━━ Page ━━

1996-12-01 - Re: IPG algorithim

Header Data

From: Eric Murray <ericm@lne.com>
To: ichudov@algebra.com
Message Hash: 606637c6a55d4a9d3844199fabf652188197c99b57d58cc361e6f6c87ba9f21a
Message ID: <199612010021.QAA14426@slack.lne.com>
Reply To: <199611302150.PAA15126@manifold.algebra.com>
UTC Datetime: 1996-12-01 00:22:28 UTC
Raw Date: Sat, 30 Nov 1996 16:22:28 -0800 (PST)

Raw message

From: Eric Murray <ericm@lne.com>
Date: Sat, 30 Nov 1996 16:22:28 -0800 (PST)
To: ichudov@algebra.com
Subject: Re: IPG algorithim
In-Reply-To: <199611302150.PAA15126@manifold.algebra.com>
Message-ID: <199612010021.QAA14426@slack.lne.com>
MIME-Version: 1.0
Content-Type: text/plain



Igor Chudov @ home writes:
> 
> [This is an addition to my previous reply to Eric]
> 
> It bugs me that you are using rand() (a fairly lame pseudo-random
> function that was never intended to be used in cryptographic
> applications) to seed A, B, C and JV and then test the A(JV) for
> randomness. Some may object to that.

Yea, you're right, rand() is lame.

I added /dev/random to my Linux box and changed my small test to use it.
I also changed the way that I use JV- I had been setting it to a random
value for each trip through the "engine", but since I beleive that
its value can't really be random (if you want to be able to have someone
decrypt your stuff :-) but must be exchanged in the key, I set it
to a random value once and then let it float.  It's also a lot faster
that way, /dev/random is pretty slow (because it's looking for real
random material).

My results from xnoisesph were wrong- xnoisesph wants random bytes
instead of random integers in ascii format as I was producing.
Changing it (as I have below) makes the xnoisesph output look
much better, but it still isn't all that random.  The random seed generators
I have written that get their randomness from repeated calls
to high-resolution timers and hashes of system log files do better.
I also fixed a minor bug in arg processing.






#include <stdio.h>
#include <fcntl.h>

/* a C translation of the IPG "EUREKA" algorithim's "engine".

━━━
━━ Dataset rows ━━

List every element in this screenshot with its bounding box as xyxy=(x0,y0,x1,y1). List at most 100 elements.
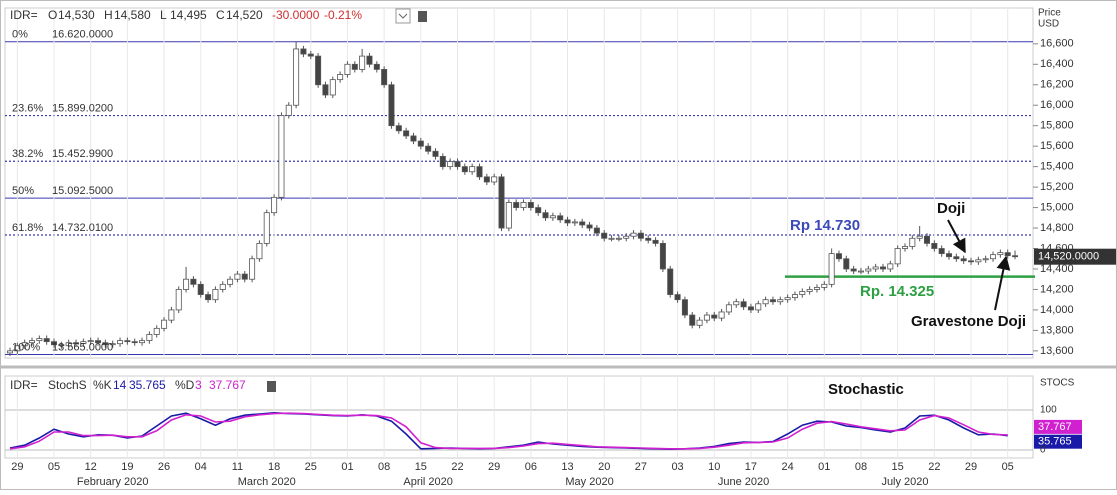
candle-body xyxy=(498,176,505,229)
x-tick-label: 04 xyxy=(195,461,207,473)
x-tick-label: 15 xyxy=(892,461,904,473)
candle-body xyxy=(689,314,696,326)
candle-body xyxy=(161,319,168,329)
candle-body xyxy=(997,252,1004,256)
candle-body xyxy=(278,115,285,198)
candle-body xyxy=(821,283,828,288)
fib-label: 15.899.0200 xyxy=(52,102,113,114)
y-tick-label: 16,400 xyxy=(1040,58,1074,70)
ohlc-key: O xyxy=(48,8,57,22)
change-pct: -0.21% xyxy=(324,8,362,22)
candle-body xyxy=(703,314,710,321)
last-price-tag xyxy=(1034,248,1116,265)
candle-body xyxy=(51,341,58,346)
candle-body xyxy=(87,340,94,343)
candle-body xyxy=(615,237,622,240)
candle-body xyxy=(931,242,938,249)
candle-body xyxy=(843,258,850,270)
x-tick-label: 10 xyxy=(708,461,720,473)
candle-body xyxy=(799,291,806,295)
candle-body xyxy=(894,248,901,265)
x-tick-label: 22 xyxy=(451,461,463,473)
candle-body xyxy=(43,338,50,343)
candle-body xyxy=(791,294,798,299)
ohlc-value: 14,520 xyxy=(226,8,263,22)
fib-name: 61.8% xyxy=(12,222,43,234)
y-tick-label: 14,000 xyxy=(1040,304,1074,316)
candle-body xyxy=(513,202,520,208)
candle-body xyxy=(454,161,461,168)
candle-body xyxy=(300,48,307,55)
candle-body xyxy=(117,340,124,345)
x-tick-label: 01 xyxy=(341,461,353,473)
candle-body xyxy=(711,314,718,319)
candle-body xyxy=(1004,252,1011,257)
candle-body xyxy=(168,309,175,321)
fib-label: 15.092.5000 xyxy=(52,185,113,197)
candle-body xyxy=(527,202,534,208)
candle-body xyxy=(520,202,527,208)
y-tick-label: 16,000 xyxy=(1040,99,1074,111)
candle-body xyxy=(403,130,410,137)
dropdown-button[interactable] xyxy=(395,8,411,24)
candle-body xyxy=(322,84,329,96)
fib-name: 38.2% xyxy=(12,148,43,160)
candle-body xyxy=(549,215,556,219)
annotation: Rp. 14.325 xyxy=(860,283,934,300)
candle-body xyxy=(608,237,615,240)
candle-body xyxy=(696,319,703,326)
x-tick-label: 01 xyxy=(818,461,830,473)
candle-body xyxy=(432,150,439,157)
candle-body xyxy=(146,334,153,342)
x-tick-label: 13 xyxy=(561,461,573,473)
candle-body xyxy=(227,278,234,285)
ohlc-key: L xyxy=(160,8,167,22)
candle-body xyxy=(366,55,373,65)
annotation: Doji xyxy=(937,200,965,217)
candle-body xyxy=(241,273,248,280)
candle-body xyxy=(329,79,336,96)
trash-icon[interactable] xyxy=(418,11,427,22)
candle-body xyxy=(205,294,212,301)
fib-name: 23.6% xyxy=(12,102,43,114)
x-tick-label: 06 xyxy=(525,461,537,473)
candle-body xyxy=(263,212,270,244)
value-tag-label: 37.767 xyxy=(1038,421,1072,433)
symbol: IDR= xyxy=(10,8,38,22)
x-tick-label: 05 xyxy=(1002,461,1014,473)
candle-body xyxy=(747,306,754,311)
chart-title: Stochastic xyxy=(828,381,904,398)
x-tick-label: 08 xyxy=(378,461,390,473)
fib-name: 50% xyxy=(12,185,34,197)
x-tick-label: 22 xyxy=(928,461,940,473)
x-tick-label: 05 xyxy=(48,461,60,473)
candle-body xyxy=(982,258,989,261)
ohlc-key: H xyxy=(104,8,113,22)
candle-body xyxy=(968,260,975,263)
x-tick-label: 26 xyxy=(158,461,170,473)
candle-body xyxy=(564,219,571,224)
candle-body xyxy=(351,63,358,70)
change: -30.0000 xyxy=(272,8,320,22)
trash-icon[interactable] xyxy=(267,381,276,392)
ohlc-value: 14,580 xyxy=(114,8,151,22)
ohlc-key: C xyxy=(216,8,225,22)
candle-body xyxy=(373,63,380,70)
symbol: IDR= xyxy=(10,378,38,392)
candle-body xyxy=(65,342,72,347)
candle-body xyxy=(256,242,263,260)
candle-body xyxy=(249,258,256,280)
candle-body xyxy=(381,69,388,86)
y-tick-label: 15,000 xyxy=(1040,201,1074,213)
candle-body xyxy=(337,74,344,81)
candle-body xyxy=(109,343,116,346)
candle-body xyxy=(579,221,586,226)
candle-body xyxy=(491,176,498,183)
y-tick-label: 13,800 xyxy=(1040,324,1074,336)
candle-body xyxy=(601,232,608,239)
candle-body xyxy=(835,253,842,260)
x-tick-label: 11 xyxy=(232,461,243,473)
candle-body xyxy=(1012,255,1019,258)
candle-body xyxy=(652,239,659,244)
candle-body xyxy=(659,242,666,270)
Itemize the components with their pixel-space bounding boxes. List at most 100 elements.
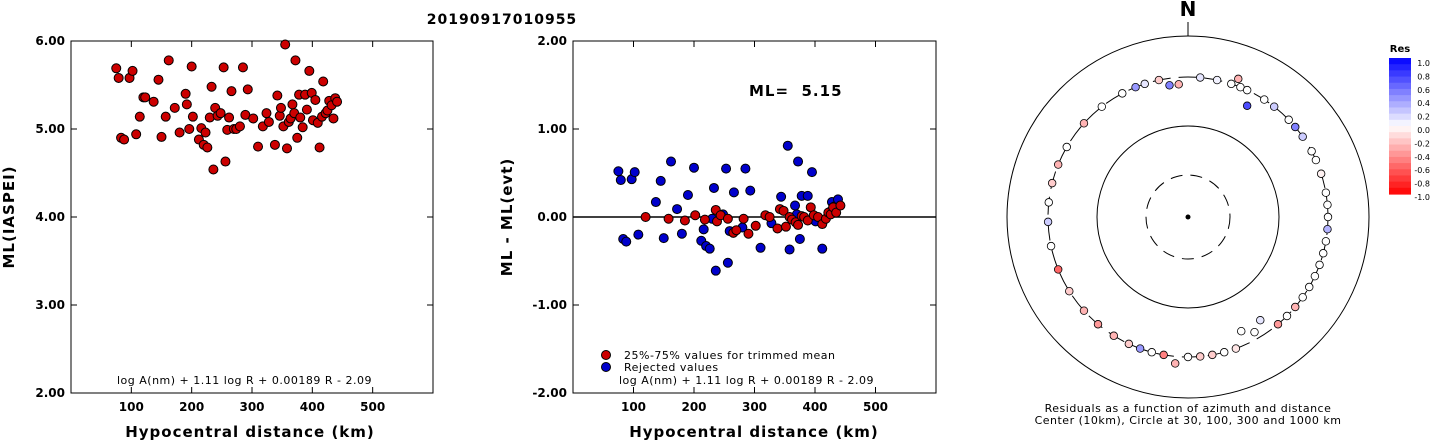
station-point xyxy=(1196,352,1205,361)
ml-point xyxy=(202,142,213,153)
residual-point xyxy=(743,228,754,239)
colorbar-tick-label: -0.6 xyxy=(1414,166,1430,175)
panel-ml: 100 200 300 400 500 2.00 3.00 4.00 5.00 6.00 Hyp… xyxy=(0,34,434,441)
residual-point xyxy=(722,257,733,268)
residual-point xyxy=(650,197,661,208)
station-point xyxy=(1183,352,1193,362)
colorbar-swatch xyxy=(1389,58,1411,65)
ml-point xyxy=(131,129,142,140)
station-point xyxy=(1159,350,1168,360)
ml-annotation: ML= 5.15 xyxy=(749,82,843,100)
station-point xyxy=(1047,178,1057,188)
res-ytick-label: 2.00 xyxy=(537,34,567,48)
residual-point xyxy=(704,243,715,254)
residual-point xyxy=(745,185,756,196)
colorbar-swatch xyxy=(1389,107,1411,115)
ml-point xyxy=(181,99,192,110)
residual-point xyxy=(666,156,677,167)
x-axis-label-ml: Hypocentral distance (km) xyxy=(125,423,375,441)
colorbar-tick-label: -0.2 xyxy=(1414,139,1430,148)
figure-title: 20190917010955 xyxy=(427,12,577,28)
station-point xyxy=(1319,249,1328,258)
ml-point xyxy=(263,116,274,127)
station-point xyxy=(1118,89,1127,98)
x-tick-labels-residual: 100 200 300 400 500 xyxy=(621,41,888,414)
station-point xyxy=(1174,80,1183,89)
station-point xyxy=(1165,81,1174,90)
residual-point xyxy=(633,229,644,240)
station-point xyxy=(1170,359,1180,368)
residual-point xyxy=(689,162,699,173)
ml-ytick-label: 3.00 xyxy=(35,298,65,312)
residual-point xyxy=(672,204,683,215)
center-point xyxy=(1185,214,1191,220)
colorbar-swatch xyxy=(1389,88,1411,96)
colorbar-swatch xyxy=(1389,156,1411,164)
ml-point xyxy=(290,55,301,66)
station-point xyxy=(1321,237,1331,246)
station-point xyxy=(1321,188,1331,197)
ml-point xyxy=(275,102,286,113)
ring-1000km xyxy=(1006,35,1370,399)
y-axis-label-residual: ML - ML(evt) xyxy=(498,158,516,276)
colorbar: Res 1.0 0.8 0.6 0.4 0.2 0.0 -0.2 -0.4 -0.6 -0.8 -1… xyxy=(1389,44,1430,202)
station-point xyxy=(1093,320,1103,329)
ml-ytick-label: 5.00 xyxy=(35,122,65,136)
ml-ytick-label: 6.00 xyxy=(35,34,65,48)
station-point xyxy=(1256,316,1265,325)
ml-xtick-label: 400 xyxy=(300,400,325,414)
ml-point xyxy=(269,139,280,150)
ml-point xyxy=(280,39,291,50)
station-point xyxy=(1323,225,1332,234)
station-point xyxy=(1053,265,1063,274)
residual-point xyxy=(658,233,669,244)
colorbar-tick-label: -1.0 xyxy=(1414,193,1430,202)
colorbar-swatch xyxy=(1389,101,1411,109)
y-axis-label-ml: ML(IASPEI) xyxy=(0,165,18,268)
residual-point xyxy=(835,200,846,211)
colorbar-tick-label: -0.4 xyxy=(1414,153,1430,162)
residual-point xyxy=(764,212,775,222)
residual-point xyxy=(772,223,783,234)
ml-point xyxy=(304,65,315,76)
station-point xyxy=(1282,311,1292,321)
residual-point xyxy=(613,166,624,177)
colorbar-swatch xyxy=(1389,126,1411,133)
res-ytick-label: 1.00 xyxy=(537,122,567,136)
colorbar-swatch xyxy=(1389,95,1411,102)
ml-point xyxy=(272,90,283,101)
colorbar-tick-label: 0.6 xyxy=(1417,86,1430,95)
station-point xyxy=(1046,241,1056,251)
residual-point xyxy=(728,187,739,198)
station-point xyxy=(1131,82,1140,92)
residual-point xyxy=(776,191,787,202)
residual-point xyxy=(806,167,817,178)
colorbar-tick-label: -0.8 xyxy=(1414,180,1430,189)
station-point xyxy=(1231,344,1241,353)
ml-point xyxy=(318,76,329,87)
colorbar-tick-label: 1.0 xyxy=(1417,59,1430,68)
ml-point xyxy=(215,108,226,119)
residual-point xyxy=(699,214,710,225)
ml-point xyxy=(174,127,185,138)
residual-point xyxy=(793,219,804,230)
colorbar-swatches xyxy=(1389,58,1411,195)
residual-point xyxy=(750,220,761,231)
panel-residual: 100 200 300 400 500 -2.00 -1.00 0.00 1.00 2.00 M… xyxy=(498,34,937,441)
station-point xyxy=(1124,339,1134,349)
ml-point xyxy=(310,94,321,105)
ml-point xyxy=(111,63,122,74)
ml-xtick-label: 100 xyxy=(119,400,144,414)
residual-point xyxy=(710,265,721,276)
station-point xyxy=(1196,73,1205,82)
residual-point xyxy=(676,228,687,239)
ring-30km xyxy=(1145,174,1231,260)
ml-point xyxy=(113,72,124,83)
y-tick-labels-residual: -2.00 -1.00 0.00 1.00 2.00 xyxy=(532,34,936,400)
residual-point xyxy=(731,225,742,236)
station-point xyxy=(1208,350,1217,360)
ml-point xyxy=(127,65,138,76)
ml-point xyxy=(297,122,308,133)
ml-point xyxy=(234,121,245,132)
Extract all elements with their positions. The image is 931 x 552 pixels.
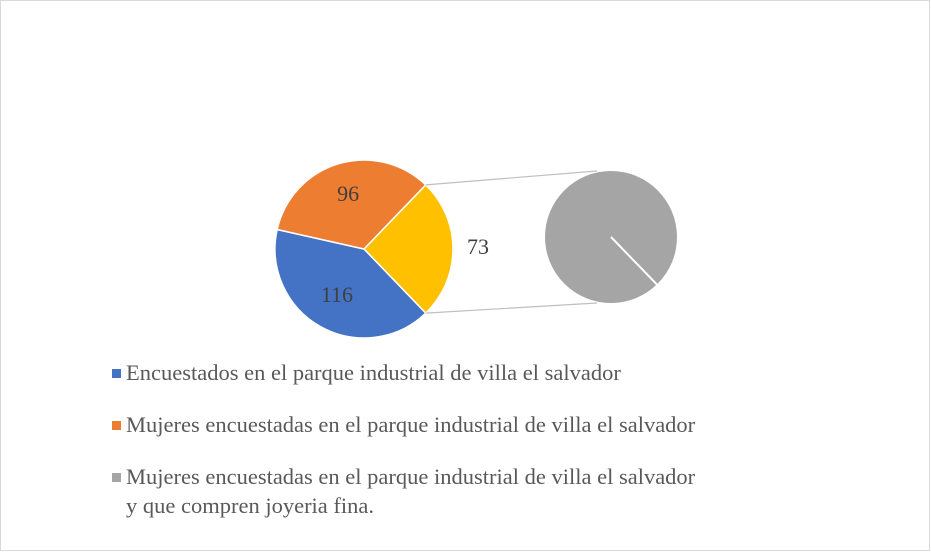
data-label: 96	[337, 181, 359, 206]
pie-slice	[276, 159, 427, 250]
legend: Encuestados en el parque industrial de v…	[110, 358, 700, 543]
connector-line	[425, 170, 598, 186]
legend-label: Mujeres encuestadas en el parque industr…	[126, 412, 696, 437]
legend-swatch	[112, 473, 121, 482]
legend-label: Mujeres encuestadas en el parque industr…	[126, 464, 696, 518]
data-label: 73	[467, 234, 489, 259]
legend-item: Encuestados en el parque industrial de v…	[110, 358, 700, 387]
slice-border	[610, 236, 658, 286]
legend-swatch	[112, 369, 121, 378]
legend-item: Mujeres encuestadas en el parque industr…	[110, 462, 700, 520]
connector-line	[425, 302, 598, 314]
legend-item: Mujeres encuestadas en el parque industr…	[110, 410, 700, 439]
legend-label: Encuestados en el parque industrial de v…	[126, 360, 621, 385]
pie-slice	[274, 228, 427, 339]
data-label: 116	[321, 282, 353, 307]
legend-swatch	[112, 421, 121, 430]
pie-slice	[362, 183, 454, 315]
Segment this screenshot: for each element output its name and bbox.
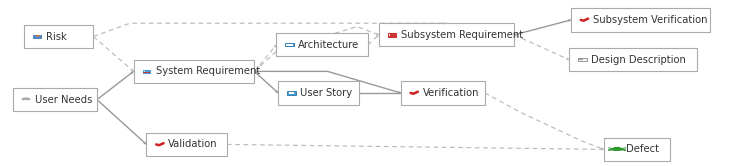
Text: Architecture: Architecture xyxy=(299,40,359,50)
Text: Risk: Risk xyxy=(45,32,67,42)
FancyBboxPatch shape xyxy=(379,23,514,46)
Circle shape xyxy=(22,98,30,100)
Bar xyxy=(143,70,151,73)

━━━

Task instructions:
a – Say whether each statement agrees with the message, answering yes or no and quoting the words that decide it: (i) the writer changed the small test to use /dev/random; (ii) JV is now given a new random value on every trip through the engine; (iii) xnoisesph expects random integers in ascii format.
b – Besides the xnoisesph input, what minor bug does the message say the writer fixed?

Task responses:
a –
(i) Yes: "I added /dev/random to my Linux box and changed my small test to use it."
(ii) No: "I set it to a random value once and then let it float."
(iii) No: "xnoisesph wants random bytes instead of random integers in ascii format as I was producing."

b – A minor bug in arg processing.